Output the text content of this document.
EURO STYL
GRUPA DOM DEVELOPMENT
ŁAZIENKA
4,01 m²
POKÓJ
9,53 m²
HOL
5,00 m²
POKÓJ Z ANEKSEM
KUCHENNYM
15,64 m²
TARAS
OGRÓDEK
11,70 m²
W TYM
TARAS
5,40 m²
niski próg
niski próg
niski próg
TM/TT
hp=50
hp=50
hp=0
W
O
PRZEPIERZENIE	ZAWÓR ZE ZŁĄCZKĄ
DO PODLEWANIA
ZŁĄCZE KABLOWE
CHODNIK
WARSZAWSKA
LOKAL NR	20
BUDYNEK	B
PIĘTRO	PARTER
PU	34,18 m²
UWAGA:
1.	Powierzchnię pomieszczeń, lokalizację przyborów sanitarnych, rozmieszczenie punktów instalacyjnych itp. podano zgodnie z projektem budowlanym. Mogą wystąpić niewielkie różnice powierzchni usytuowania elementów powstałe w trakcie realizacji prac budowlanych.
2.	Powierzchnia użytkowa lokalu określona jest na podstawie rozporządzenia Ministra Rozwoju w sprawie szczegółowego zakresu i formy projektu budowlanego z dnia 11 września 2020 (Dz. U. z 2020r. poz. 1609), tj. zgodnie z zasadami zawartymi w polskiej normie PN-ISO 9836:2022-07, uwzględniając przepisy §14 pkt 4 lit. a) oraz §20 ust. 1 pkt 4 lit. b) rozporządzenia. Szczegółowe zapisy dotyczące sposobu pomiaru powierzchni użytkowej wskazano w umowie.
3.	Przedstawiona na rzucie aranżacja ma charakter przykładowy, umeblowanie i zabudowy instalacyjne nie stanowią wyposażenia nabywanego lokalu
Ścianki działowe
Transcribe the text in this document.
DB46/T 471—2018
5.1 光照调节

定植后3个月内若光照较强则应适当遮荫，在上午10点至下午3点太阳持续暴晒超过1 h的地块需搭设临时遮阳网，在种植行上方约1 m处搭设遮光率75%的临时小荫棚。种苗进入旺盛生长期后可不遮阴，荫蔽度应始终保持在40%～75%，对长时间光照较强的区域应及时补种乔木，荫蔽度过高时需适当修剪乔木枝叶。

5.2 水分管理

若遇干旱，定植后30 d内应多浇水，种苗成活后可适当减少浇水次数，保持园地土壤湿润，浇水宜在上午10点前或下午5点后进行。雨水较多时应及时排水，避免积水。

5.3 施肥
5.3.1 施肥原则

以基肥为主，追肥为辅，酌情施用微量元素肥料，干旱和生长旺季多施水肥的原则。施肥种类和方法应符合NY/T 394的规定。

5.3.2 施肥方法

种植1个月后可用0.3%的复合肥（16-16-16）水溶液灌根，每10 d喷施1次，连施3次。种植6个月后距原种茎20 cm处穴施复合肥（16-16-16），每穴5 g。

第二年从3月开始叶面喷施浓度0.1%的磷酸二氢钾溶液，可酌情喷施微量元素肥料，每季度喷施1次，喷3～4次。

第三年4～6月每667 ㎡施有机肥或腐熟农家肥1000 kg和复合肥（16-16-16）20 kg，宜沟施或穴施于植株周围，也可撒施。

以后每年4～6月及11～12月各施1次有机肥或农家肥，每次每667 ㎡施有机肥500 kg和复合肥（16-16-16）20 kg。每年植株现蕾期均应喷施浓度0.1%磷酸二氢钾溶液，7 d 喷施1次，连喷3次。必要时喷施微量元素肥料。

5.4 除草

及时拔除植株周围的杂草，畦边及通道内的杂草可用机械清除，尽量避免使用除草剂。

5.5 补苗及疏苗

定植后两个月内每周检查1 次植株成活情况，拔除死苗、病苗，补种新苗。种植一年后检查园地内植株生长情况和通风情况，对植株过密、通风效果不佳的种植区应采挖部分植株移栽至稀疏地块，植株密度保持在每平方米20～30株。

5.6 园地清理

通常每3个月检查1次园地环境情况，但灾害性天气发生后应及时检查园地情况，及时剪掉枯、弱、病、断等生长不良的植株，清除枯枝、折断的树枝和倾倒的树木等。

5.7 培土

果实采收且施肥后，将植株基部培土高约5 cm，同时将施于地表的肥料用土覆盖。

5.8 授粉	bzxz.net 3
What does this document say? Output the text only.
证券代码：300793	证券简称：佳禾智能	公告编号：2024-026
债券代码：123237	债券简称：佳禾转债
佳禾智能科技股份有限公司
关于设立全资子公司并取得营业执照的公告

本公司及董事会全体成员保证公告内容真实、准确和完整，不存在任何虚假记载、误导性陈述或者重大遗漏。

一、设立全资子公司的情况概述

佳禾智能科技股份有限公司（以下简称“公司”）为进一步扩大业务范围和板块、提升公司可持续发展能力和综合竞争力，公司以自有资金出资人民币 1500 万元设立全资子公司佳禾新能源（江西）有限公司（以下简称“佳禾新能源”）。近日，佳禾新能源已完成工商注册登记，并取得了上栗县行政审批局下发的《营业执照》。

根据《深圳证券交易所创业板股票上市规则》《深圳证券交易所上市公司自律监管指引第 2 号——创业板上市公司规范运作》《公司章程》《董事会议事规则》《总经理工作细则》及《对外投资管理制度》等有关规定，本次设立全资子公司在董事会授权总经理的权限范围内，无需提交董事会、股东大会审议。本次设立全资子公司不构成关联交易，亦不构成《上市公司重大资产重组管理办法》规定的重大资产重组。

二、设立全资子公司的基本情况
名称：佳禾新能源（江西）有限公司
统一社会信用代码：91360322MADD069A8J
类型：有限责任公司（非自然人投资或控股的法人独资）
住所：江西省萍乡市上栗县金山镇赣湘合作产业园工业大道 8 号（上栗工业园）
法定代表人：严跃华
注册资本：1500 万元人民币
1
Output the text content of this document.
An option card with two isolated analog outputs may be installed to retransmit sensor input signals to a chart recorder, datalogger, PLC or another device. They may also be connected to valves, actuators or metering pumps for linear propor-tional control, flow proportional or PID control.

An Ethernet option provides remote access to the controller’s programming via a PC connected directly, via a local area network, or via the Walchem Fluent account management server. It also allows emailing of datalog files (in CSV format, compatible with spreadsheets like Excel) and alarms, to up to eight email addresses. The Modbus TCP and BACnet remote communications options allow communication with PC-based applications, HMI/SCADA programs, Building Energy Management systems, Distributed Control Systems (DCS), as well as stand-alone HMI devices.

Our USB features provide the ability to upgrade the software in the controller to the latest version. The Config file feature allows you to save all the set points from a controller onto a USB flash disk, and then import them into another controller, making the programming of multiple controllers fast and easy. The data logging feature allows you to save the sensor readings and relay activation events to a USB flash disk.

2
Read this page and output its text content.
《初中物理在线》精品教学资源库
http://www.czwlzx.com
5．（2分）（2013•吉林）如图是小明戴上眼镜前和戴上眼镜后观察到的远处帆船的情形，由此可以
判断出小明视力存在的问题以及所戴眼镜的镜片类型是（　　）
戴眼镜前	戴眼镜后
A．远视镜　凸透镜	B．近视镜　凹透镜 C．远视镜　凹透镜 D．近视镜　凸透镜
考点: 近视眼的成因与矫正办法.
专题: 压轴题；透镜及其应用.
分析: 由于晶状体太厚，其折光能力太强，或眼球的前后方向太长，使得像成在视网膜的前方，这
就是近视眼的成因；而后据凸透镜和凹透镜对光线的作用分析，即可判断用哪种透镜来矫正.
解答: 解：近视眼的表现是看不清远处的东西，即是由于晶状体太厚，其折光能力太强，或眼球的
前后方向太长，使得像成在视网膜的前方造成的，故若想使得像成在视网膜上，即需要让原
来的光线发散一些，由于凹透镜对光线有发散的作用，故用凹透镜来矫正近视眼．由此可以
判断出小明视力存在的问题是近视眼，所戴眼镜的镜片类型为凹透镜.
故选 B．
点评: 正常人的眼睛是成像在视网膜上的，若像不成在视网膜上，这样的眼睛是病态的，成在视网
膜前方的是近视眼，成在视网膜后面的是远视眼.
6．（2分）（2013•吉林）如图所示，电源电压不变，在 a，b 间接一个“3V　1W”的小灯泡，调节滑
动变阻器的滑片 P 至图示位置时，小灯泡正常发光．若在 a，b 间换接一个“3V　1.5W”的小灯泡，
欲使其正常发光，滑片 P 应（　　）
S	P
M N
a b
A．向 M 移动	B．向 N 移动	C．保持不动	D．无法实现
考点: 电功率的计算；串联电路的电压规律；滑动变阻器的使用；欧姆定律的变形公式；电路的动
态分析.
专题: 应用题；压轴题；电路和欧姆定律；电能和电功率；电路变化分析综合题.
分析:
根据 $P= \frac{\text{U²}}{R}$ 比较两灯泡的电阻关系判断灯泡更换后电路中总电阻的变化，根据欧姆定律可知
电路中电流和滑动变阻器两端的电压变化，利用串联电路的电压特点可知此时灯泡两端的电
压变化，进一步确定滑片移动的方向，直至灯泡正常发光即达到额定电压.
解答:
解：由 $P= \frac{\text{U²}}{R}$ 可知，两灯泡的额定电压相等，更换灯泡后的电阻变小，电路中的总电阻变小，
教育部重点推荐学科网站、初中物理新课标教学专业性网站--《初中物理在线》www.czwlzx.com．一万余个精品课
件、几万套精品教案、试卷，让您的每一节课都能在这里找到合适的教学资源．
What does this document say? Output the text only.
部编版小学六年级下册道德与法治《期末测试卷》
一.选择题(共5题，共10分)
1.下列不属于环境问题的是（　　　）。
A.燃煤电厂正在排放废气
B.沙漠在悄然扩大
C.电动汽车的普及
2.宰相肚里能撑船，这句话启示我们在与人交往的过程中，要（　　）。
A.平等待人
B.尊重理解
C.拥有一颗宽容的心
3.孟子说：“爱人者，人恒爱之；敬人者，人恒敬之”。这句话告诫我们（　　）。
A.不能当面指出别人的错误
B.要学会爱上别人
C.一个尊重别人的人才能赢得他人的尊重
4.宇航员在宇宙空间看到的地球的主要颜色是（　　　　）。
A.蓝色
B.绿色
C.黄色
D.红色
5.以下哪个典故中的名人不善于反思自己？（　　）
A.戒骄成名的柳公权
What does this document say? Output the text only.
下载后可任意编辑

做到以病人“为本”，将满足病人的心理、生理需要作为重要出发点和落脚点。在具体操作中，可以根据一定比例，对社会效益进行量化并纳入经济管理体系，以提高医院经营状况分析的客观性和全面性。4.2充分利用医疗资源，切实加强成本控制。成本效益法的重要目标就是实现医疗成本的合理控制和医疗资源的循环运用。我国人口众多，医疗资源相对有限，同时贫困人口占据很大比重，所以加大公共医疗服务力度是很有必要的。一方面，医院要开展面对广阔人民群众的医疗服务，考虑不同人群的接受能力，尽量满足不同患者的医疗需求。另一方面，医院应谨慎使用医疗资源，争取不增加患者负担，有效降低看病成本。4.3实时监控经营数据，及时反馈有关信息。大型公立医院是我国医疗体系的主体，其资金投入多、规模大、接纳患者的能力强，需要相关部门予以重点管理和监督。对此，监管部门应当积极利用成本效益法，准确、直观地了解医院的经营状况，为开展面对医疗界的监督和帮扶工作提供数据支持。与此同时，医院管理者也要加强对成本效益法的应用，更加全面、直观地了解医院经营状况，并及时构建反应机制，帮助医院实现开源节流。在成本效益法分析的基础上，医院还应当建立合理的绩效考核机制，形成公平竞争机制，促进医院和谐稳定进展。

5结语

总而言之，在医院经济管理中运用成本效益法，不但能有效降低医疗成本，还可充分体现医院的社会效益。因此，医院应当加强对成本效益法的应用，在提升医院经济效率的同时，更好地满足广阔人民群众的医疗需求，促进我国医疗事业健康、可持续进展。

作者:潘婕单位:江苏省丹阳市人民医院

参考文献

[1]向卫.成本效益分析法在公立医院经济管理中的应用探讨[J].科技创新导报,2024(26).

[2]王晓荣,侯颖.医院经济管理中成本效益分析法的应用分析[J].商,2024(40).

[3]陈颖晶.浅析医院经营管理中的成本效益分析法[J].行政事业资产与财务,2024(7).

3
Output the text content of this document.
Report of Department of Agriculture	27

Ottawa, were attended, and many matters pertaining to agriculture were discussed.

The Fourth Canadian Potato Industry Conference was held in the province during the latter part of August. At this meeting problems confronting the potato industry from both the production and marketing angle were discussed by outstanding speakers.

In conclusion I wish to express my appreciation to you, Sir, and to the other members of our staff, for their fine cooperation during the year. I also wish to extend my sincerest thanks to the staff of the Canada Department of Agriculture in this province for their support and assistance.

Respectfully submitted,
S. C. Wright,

......

=== Do this ===
Check each line of the records for "zgodnie" and copy the ones that contain it.

=== Worked answer ===
1.	Powierzchnię pomieszczeń, lokalizację przyborów sanitarnych, rozmieszczenie punktów instalacyjnych itp. podano zgodnie z projektem budowlanym. Mogą wystąpić niewielkie różnice powierzchni usytuowania elementów powstałe w trakcie realizacji prac budowlanych.
2.	Powierzchnia użytkowa lokalu określona jest na podstawie rozporządzenia Ministra Rozwoju w sprawie szczegółowego zakresu i formy projektu budowlanego z dnia 11 września 2020 (Dz. U. z 2020r. poz. 1609), tj. zgodnie z zasadami zawartymi w polskiej normie PN-ISO 9836:2022-07, uwzględniając przepisy §14 pkt 4 lit. a) oraz §20 ust. 1 pkt 4 lit. b) rozporządzenia. Szczegółowe zapisy dotyczące sposobu pomiaru powierzchni użytkowej wskazano w umowie.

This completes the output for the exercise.